┌─ SUPPLIED RECORDS
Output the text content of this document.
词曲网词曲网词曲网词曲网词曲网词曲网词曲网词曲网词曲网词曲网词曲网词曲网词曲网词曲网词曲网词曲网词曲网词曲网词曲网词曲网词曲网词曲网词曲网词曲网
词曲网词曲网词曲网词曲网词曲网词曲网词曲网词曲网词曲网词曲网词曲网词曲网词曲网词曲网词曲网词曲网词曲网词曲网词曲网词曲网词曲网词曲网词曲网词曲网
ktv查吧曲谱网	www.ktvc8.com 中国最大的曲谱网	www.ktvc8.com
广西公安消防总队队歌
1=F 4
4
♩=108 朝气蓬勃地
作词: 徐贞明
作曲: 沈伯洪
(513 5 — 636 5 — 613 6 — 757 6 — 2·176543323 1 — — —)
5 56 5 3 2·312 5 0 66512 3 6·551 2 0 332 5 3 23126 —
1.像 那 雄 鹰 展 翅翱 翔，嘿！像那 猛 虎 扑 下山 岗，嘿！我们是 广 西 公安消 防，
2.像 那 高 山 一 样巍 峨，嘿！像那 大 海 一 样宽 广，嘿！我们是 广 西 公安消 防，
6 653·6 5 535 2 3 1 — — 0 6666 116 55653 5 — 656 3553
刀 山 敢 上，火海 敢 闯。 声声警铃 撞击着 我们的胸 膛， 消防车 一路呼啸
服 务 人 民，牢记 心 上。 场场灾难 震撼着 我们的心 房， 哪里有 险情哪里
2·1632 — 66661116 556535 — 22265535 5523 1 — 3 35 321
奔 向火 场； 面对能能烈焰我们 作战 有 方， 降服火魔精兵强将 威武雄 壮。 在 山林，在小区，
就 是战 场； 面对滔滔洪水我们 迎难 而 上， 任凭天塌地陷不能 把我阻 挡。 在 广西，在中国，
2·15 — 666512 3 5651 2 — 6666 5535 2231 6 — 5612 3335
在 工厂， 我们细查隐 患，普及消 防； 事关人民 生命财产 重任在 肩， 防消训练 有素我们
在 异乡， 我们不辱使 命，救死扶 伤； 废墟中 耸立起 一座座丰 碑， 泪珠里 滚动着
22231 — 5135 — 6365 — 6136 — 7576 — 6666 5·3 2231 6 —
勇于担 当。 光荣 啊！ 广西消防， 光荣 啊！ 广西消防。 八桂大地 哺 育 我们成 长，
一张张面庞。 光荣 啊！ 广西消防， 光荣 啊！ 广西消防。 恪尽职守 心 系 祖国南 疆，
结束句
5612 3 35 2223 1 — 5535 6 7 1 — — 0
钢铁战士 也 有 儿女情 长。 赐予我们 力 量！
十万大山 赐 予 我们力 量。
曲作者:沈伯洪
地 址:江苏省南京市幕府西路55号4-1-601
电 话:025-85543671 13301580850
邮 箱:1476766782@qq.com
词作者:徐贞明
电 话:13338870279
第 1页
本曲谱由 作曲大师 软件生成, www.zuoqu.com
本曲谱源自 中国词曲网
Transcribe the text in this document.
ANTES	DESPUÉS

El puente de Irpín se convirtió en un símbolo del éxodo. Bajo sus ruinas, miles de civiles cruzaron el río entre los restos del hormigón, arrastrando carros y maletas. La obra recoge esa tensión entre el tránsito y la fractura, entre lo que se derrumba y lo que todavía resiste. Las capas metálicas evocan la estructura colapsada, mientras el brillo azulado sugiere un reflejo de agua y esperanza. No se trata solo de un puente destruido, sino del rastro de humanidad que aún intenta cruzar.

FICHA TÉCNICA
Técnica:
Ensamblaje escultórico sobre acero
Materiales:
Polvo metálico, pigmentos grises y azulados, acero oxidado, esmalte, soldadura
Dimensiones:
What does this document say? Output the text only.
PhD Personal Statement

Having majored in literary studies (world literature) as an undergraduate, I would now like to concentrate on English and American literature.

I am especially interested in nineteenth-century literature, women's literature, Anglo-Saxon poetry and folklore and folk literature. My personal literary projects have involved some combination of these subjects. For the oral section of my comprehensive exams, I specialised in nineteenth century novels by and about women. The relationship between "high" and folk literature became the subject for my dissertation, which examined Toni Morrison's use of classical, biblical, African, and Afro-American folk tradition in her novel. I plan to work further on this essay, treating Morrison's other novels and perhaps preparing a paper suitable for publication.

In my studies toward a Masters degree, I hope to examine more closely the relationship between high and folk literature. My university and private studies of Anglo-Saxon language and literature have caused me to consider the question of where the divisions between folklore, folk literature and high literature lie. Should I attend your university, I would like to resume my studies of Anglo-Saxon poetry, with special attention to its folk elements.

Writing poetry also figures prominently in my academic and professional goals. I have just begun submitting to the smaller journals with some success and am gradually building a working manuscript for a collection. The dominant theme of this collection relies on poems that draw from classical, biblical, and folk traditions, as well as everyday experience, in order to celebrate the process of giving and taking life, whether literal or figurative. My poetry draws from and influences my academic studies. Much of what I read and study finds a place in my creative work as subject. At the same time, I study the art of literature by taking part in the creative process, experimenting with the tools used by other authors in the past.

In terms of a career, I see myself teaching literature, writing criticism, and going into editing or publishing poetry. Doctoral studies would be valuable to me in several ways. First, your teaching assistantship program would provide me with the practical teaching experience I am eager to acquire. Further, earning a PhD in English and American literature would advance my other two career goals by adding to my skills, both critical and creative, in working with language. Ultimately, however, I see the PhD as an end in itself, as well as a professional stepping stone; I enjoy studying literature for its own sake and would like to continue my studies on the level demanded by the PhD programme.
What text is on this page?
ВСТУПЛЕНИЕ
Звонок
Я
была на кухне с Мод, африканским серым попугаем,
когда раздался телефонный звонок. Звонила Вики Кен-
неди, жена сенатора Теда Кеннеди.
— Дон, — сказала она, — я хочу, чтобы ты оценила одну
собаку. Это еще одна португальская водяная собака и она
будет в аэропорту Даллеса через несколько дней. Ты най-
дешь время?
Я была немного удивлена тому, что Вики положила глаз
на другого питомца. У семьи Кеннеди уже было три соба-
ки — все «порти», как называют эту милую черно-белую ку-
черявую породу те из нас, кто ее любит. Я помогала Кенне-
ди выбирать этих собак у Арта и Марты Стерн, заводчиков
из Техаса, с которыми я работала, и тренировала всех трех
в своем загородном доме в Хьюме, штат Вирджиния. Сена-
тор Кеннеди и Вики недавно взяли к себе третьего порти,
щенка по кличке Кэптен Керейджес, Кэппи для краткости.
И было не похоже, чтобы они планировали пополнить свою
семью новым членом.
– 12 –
└─
▶ **WHAT YOU WILL DO**
Count every line in the entries above where the word "чтобы" appears; respond with the number alone.

▶ **CORRECT RESPONSE**
2